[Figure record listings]
· · · · ·
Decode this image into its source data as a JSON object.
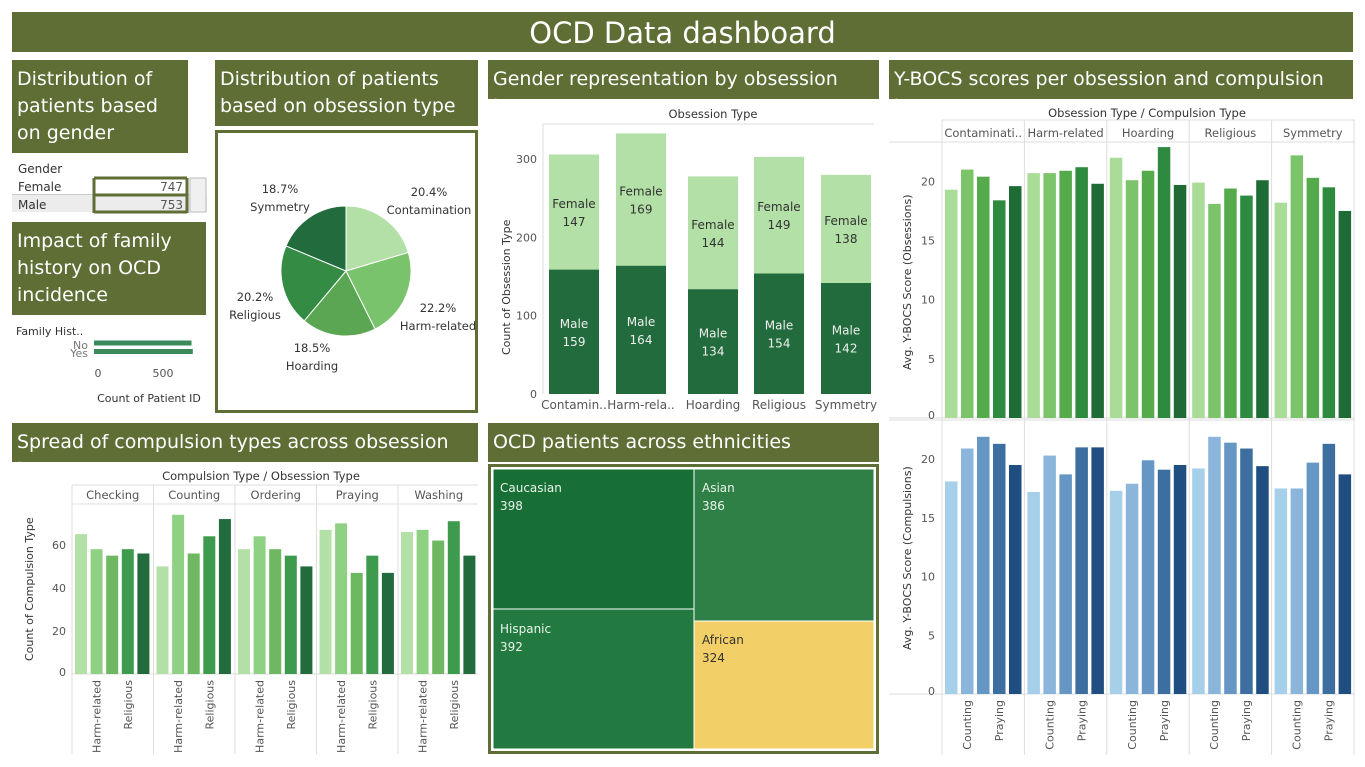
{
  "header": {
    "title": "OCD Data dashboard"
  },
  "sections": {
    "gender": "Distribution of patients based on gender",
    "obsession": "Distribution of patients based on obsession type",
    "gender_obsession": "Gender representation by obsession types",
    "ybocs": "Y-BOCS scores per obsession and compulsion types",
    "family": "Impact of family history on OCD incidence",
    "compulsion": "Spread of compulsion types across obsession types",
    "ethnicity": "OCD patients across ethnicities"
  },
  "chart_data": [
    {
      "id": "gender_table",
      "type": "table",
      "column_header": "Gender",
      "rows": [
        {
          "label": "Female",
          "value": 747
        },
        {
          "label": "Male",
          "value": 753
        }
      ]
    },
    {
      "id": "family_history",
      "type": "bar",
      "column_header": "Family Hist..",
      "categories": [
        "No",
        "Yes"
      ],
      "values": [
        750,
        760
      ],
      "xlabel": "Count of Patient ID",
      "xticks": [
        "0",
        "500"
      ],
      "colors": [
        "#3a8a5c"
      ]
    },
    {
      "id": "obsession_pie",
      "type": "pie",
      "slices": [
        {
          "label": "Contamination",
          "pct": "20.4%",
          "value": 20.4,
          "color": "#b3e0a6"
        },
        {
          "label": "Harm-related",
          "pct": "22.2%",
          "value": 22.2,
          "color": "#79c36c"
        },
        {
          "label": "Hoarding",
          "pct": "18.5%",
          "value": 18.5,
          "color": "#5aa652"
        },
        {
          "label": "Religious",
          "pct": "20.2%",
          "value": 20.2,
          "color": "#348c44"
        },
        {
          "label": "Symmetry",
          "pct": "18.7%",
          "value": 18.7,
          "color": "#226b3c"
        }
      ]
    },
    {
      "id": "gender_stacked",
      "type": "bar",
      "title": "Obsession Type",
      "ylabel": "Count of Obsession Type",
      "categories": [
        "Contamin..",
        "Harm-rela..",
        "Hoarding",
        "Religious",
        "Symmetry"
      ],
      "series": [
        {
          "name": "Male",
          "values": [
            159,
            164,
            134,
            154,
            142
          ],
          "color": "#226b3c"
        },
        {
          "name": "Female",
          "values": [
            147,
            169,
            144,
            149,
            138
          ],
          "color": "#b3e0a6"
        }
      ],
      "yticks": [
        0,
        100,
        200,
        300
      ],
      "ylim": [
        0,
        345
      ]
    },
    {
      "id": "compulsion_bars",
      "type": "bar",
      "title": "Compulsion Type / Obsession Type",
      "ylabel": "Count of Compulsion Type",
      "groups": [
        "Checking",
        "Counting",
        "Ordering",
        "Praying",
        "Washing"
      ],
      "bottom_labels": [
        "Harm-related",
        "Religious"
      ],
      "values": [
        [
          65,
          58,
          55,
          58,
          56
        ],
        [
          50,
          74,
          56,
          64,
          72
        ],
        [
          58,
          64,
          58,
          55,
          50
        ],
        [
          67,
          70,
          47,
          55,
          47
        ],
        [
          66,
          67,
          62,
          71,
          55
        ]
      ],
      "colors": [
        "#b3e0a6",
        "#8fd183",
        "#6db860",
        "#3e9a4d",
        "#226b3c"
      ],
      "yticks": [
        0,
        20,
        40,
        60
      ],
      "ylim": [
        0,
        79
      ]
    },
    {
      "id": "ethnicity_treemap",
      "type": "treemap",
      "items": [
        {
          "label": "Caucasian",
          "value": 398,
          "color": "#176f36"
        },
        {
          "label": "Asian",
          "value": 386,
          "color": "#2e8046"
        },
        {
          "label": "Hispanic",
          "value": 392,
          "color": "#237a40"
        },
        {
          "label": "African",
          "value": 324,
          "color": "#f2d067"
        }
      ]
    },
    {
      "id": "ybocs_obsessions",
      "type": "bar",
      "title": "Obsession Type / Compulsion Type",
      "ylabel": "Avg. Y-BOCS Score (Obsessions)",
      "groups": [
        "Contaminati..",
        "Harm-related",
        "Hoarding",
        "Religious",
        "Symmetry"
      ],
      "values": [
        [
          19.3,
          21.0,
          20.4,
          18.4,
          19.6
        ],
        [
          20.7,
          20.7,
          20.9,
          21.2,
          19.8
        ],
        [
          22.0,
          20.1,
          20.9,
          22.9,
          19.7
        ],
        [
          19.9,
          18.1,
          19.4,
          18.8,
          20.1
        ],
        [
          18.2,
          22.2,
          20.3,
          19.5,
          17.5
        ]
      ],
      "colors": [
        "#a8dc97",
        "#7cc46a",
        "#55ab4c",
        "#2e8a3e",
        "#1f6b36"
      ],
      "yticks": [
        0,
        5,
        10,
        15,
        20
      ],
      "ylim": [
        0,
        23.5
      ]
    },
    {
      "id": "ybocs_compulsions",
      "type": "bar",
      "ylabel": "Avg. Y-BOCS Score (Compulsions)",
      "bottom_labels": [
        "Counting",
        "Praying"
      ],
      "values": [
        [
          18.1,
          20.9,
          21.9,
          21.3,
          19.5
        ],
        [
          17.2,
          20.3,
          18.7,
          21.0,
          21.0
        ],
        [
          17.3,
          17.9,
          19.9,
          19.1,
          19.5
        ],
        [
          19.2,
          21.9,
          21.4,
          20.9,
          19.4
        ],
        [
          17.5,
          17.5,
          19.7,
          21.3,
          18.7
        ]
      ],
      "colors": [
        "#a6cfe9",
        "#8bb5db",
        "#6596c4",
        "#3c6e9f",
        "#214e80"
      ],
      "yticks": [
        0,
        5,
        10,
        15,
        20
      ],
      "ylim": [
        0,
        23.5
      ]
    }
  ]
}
· · · · ·
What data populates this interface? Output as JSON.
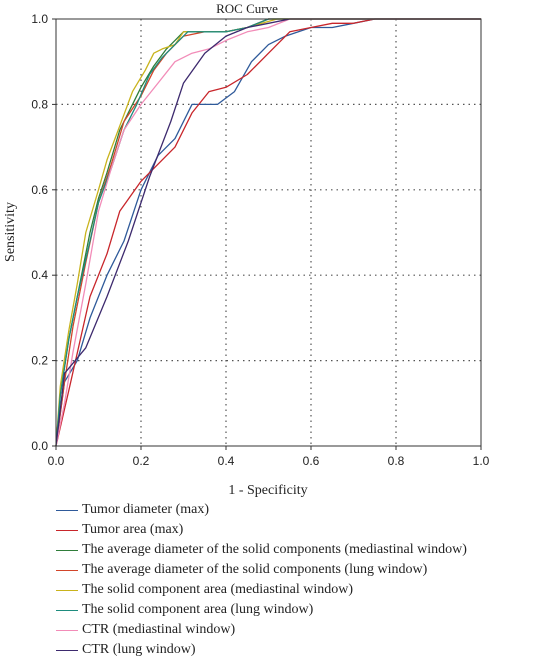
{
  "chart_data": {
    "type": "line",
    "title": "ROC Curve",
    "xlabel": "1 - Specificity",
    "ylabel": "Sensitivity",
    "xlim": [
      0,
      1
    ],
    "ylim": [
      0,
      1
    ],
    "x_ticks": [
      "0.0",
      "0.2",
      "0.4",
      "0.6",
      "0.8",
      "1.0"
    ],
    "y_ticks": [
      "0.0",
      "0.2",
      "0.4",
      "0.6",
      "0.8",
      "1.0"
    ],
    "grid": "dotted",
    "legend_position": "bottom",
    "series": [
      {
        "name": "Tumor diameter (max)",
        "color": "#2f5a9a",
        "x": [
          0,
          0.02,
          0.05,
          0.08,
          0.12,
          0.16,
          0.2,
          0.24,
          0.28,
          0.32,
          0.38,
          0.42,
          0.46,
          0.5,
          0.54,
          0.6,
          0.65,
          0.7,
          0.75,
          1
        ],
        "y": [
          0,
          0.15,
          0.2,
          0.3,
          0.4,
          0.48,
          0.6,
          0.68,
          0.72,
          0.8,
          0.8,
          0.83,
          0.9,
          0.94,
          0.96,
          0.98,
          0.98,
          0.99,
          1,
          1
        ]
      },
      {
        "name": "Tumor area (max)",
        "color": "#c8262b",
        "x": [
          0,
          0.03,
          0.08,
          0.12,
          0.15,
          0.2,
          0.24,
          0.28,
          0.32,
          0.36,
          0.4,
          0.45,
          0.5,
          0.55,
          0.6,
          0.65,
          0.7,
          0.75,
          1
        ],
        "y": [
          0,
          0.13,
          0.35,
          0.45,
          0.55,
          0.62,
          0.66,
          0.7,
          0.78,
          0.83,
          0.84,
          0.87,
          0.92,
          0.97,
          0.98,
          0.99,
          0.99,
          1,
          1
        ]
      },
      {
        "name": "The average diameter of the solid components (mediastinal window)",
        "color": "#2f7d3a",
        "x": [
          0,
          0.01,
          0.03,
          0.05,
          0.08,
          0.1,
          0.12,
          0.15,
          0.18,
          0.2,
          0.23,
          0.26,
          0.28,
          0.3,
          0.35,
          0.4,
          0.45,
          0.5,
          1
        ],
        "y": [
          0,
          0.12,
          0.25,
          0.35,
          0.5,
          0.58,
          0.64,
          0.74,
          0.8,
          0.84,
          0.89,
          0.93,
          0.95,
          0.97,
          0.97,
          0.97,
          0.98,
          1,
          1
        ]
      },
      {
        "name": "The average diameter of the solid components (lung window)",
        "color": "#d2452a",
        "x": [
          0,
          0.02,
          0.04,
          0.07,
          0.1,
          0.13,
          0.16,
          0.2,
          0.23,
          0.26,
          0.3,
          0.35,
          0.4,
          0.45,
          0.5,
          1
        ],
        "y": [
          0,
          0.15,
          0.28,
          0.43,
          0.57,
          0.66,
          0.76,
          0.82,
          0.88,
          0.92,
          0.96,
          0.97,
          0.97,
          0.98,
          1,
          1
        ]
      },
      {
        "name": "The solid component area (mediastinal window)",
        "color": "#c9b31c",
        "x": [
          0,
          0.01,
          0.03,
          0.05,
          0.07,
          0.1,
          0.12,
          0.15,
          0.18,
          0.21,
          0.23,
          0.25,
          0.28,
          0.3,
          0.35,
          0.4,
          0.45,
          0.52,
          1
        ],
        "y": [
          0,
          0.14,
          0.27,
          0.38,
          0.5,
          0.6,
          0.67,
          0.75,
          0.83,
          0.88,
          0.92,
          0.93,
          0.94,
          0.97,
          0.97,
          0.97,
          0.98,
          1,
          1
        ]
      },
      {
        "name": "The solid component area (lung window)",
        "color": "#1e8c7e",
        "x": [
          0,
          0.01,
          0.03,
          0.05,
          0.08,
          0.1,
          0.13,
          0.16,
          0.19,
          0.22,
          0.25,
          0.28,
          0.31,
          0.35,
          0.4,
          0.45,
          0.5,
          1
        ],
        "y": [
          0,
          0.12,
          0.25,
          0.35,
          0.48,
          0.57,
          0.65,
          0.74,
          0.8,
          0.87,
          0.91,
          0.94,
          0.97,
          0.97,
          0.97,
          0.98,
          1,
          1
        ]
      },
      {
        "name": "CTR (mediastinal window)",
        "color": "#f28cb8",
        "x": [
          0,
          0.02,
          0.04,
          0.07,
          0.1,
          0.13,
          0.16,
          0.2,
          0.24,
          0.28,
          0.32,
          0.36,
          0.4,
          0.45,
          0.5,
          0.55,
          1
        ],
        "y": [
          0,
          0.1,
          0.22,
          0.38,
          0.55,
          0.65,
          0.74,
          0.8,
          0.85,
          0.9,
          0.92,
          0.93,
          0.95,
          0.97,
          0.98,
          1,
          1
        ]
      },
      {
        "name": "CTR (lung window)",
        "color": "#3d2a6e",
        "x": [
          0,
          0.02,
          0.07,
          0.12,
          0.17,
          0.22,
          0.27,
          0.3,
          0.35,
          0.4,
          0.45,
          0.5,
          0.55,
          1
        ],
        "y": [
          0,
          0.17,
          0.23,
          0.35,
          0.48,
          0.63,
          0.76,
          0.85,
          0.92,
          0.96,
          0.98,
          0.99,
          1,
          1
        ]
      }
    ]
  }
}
· · · · ·
**Activity**
Find how many lines in the records contain the string "lung", then give the number alone.

**Final answer**
3